[Saved entries]
┌──

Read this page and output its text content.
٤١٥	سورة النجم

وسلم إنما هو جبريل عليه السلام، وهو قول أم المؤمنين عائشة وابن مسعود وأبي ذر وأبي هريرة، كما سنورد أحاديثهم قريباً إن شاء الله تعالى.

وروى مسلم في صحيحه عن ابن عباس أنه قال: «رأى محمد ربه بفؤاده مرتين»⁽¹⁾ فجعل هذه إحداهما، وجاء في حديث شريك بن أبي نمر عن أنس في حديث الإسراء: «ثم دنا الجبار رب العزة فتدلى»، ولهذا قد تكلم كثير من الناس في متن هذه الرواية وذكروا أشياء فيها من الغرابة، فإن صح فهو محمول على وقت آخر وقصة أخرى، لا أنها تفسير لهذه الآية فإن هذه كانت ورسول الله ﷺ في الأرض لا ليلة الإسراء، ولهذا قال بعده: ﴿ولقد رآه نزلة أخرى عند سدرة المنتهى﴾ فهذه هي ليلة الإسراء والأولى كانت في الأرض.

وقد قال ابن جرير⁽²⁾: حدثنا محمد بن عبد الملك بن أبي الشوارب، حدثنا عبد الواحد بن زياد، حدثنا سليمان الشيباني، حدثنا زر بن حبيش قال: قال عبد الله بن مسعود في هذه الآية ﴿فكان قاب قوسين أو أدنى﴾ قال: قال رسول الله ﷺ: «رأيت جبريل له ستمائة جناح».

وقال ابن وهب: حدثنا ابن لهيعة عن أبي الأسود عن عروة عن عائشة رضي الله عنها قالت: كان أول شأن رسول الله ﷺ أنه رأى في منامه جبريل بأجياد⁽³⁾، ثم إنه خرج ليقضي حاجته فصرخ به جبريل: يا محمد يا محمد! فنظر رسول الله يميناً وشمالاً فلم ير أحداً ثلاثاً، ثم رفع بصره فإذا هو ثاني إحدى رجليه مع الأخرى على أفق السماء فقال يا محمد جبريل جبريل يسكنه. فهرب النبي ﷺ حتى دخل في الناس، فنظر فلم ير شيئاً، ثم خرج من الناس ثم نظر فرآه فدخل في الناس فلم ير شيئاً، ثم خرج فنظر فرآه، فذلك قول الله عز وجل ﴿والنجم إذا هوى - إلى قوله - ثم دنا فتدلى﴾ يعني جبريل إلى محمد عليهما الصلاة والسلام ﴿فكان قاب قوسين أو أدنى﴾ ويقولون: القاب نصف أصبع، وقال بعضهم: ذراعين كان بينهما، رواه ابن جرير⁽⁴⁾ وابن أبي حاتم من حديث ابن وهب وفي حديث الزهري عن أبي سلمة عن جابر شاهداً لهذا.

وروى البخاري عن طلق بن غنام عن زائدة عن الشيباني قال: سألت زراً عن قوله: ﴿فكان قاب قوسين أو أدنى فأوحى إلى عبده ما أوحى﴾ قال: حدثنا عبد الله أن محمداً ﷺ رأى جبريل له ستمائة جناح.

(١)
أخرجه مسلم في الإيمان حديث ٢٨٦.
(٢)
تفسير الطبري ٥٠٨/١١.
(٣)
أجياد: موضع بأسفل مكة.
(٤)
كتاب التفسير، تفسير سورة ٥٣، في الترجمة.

└──

» WHAT YOU ARE ASKED TO DO
Please quote the data above in full, with no line missing.

» OUTPUT FOR THIS EXERCISE
Read this page and output its text content.
٤١٥	سورة النجم

وسلم إنما هو جبريل عليه السلام، وهو قول أم المؤمنين عائشة وابن مسعود وأبي ذر وأبي هريرة، كما سنورد أحاديثهم قريباً إن شاء الله تعالى.

وروى مسلم في صحيحه عن ابن عباس أنه قال: «رأى محمد ربه بفؤاده مرتين»⁽¹⁾ فجعل هذه إحداهما، وجاء في حديث شريك بن أبي نمر عن أنس في حديث الإسراء: «ثم دنا الجبار رب العزة فتدلى»، ولهذا قد تكلم كثير من الناس في متن هذه الرواية وذكروا أشياء فيها من الغرابة، فإن صح فهو محمول على وقت آخر وقصة أخرى، لا أنها تفسير لهذه الآية فإن هذه كانت ورسول الله ﷺ في الأرض لا ليلة الإسراء، ولهذا قال بعده: ﴿ولقد رآه نزلة أخرى عند سدرة المنتهى﴾ فهذه هي ليلة الإسراء والأولى كانت في الأرض.

وقد قال ابن جرير⁽²⁾: حدثنا محمد بن عبد الملك بن أبي الشوارب، حدثنا عبد الواحد بن زياد، حدثنا سليمان الشيباني، حدثنا زر بن حبيش قال: قال عبد الله بن مسعود في هذه الآية ﴿فكان قاب قوسين أو أدنى﴾ قال: قال رسول الله ﷺ: «رأيت جبريل له ستمائة جناح».

وقال ابن وهب: حدثنا ابن لهيعة عن أبي الأسود عن عروة عن عائشة رضي الله عنها قالت: كان أول شأن رسول الله ﷺ أنه رأى في منامه جبريل بأجياد⁽³⁾، ثم إنه خرج ليقضي حاجته فصرخ به جبريل: يا محمد يا محمد! فنظر رسول الله يميناً وشمالاً فلم ير أحداً ثلاثاً، ثم رفع بصره فإذا هو ثاني إحدى رجليه مع الأخرى على أفق السماء فقال يا محمد جبريل جبريل يسكنه. فهرب النبي ﷺ حتى دخل في الناس، فنظر فلم ير شيئاً، ثم خرج من الناس ثم نظر فرآه فدخل في الناس فلم ير شيئاً، ثم خرج فنظر فرآه، فذلك قول الله عز وجل ﴿والنجم إذا هوى - إلى قوله - ثم دنا فتدلى﴾ يعني جبريل إلى محمد عليهما الصلاة والسلام ﴿فكان قاب قوسين أو أدنى﴾ ويقولون: القاب نصف أصبع، وقال بعضهم: ذراعين كان بينهما، رواه ابن جرير⁽⁴⁾ وابن أبي حاتم من حديث ابن وهب وفي حديث الزهري عن أبي سلمة عن جابر شاهداً لهذا.

وروى البخاري عن طلق بن غنام عن زائدة عن الشيباني قال: سألت زراً عن قوله: ﴿فكان قاب قوسين أو أدنى فأوحى إلى عبده ما أوحى﴾ قال: حدثنا عبد الله أن محمداً ﷺ رأى جبريل له ستمائة جناح.

(١)
أخرجه مسلم في الإيمان حديث ٢٨٦.
(٢)
تفسير الطبري ٥٠٨/١١.
(٣)
أجياد: موضع بأسفل مكة.
(٤)
كتاب التفسير، تفسير سورة ٥٣، في الترجمة.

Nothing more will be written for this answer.